▸ Task statement: Go through the material below and copy each line where the word "Time" appears.

*** Record excerpts ***

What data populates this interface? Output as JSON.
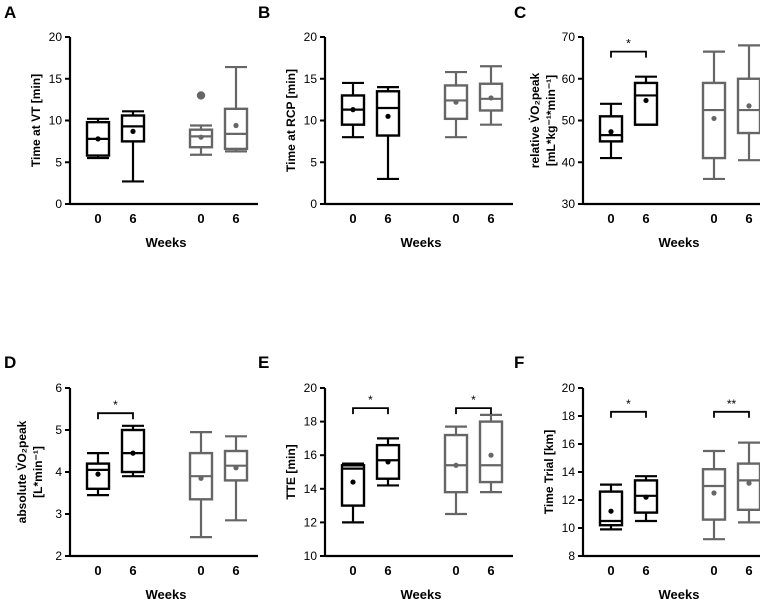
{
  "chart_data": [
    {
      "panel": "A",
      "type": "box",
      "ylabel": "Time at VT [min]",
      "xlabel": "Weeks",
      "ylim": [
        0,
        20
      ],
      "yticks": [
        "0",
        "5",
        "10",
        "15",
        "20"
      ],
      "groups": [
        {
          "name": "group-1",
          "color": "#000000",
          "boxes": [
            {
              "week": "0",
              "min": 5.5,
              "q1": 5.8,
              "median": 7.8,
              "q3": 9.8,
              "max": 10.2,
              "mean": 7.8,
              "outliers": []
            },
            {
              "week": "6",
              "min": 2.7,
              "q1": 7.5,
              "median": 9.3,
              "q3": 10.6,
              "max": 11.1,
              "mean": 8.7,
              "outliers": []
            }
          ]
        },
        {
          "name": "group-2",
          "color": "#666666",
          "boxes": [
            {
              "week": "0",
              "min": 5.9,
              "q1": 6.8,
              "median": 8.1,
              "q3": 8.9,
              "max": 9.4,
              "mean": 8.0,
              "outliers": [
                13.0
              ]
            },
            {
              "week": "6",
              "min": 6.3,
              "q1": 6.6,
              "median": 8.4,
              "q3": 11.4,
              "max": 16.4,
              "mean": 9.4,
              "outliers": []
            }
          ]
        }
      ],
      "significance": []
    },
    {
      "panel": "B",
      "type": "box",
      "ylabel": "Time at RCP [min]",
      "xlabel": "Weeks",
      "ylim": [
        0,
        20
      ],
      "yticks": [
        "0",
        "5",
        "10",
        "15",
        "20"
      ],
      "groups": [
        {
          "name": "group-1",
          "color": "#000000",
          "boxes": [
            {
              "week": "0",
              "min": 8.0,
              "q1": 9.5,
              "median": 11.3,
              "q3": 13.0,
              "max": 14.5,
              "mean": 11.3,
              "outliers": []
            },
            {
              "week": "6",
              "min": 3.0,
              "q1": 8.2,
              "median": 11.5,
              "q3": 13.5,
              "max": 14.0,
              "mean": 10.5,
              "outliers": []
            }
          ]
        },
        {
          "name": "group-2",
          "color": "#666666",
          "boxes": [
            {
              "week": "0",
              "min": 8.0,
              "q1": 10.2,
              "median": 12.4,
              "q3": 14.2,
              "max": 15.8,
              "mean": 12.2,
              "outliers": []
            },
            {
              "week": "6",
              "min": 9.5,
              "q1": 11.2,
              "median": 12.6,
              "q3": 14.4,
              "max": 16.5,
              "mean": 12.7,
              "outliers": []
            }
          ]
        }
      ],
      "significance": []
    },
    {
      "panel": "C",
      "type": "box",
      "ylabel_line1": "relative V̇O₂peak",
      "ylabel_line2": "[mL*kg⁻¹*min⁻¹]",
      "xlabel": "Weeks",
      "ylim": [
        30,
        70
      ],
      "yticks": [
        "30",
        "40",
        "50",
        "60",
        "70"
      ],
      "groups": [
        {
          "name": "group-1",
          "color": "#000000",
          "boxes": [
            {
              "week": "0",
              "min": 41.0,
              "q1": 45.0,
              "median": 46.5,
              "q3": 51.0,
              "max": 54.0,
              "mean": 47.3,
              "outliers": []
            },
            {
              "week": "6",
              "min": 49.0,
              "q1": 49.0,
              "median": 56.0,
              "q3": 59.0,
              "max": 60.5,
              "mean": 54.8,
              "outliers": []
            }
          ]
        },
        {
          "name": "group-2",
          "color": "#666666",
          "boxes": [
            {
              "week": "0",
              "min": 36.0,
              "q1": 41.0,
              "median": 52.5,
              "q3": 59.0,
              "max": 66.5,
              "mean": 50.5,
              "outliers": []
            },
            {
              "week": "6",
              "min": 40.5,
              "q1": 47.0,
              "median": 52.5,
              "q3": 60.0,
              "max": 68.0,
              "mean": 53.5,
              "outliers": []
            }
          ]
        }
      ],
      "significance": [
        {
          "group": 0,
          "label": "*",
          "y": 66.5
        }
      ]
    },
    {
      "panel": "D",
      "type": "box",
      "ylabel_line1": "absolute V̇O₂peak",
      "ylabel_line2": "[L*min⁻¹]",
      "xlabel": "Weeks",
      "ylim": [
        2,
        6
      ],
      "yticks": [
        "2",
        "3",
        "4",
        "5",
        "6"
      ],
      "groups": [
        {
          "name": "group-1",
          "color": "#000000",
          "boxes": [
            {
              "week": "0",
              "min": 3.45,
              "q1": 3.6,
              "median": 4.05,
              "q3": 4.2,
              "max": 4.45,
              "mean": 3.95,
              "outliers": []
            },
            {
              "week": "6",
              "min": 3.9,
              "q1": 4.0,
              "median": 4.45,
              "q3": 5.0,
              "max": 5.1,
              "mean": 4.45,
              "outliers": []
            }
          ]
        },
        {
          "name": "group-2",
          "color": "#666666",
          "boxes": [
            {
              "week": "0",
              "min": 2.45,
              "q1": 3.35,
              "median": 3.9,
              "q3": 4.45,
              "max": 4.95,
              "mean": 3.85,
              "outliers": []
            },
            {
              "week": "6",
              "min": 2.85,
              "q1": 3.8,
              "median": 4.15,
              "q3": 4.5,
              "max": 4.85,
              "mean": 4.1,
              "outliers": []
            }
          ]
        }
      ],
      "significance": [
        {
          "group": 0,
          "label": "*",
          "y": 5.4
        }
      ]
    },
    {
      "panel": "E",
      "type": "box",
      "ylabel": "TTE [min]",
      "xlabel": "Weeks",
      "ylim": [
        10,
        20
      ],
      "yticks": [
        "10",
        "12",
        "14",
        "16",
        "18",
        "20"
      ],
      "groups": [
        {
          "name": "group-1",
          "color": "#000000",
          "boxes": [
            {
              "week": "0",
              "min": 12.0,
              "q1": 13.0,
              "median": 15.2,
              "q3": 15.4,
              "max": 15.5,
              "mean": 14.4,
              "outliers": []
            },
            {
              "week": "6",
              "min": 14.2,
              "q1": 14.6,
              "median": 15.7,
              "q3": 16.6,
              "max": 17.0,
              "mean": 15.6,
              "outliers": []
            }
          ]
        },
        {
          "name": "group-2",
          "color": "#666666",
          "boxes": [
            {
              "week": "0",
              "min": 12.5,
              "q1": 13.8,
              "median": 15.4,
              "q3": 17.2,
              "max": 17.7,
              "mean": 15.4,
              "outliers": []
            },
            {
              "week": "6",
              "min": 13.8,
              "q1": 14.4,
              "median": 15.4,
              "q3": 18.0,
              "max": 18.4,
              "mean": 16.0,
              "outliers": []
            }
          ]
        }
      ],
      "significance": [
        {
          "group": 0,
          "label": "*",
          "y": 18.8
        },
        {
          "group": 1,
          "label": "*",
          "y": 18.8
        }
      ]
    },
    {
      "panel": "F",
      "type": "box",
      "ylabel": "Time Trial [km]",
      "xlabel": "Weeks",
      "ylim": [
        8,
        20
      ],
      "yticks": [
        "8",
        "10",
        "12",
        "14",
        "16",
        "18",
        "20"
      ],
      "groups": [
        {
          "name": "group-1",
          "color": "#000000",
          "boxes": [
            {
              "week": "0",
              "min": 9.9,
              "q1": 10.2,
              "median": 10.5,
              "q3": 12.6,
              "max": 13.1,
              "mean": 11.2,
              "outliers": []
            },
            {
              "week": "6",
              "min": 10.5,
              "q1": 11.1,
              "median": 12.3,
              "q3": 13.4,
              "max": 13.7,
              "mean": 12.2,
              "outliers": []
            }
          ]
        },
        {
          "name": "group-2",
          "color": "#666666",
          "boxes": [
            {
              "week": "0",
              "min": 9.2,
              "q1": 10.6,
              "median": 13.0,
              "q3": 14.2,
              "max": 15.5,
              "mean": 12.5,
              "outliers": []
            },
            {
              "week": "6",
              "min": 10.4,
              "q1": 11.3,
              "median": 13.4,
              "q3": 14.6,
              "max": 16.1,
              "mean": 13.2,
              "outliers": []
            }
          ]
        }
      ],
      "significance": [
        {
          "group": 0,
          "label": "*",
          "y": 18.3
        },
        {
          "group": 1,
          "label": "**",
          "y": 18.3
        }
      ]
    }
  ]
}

***
*** Record excerpts ***

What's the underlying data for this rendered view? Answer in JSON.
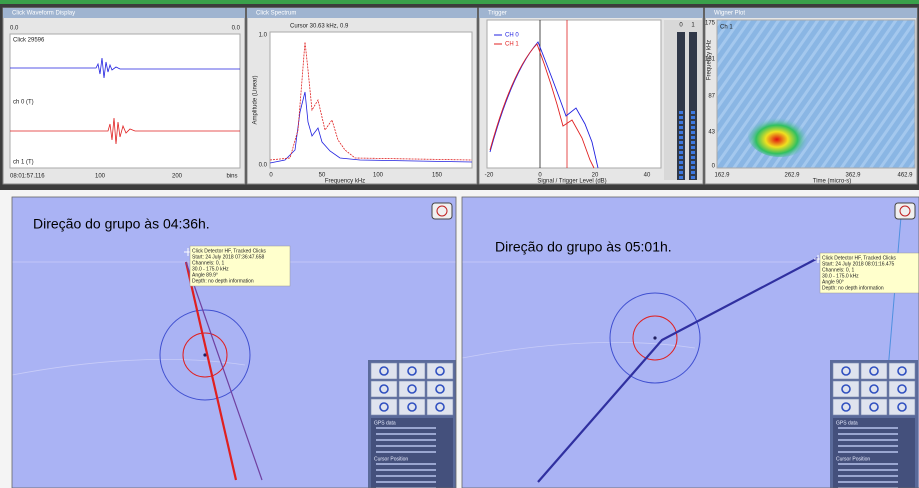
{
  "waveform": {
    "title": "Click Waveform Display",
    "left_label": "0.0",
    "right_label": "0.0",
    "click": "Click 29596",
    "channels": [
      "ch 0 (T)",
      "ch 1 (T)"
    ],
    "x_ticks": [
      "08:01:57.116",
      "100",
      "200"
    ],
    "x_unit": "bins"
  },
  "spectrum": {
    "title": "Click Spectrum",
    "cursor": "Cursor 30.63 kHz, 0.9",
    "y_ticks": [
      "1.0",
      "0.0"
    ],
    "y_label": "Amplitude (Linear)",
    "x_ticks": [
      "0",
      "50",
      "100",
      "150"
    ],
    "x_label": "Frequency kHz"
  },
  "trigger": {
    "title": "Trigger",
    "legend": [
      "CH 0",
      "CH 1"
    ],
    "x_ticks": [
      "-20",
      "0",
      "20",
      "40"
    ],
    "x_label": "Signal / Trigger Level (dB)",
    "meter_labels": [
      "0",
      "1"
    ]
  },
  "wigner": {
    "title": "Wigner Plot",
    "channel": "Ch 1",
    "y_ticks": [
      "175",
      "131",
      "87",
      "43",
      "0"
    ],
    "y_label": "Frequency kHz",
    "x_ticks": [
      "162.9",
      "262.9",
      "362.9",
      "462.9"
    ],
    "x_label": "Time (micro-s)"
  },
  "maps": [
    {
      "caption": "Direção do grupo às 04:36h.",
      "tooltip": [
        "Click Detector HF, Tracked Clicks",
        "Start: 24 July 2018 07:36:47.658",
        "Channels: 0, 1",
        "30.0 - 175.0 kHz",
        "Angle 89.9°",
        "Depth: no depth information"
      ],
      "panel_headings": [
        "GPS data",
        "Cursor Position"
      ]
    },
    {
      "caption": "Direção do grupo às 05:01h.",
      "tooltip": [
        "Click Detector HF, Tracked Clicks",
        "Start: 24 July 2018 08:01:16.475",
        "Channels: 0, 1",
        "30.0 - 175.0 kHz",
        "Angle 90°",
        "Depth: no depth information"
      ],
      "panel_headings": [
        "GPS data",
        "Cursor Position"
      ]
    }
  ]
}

***

▸ Result:
      "ylabel": "Time at VT [min]",
      "ylabel": "Time at RCP [min]",
      "ylabel": "Time Trial [km]",
    "x_label": "Time (micro-s)"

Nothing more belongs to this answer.